STORED ROWS >>
-*-
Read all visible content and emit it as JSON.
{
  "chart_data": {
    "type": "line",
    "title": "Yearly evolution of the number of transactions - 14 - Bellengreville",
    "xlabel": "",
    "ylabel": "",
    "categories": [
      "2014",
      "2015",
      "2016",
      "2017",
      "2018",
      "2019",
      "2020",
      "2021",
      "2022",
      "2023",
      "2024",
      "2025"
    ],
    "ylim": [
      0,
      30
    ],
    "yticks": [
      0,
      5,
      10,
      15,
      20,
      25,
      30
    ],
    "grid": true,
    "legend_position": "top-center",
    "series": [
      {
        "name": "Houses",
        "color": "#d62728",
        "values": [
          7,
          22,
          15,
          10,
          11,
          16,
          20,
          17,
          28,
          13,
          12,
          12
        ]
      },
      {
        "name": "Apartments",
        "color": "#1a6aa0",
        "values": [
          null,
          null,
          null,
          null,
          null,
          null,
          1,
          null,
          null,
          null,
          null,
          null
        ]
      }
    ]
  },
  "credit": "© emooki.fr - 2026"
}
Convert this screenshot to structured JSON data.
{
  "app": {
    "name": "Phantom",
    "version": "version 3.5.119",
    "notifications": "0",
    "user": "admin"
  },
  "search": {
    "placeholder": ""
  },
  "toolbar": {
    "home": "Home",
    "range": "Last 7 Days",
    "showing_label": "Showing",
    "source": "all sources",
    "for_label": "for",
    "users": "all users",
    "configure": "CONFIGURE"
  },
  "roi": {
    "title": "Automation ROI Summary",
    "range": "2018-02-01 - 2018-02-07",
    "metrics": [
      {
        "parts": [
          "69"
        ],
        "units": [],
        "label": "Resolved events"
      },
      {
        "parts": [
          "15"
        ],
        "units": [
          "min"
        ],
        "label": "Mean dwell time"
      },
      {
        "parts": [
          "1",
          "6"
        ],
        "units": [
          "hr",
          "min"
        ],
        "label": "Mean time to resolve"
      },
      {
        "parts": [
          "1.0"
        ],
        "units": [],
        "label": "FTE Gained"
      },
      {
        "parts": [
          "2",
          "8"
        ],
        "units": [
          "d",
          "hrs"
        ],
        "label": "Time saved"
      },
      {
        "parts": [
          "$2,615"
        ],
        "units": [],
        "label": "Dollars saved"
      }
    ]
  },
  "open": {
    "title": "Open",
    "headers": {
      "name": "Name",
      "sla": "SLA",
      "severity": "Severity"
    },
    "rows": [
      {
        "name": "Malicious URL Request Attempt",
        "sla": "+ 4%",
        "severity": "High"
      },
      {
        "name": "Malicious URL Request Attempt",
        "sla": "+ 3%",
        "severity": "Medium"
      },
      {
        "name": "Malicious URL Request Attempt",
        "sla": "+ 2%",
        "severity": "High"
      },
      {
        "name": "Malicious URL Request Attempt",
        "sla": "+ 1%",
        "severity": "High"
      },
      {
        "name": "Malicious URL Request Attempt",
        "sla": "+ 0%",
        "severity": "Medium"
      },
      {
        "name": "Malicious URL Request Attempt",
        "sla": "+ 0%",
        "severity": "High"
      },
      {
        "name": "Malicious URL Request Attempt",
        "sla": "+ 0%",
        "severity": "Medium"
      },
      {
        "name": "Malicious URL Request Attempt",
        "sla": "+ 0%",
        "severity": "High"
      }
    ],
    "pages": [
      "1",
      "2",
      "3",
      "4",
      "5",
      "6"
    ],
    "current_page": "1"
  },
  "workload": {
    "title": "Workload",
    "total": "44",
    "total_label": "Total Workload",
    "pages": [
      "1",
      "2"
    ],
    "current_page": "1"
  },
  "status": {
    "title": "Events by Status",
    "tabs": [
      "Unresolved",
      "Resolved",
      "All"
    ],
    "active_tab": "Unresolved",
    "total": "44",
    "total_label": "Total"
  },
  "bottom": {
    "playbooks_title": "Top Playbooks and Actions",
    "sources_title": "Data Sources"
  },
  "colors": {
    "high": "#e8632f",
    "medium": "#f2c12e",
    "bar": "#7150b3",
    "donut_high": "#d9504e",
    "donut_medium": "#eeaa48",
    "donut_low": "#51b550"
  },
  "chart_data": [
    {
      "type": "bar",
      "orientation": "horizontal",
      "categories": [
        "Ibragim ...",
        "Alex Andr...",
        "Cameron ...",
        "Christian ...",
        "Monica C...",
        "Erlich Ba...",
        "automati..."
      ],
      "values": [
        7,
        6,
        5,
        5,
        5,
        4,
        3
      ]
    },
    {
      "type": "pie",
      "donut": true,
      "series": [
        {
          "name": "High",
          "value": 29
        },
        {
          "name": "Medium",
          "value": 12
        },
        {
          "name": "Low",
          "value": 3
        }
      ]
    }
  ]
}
-*-
INSTRUCTIONS TO FOLLOW >> Say how many lines of the listing above contain "Mean", with no other words.

EXERCISE RESPONSE >> 2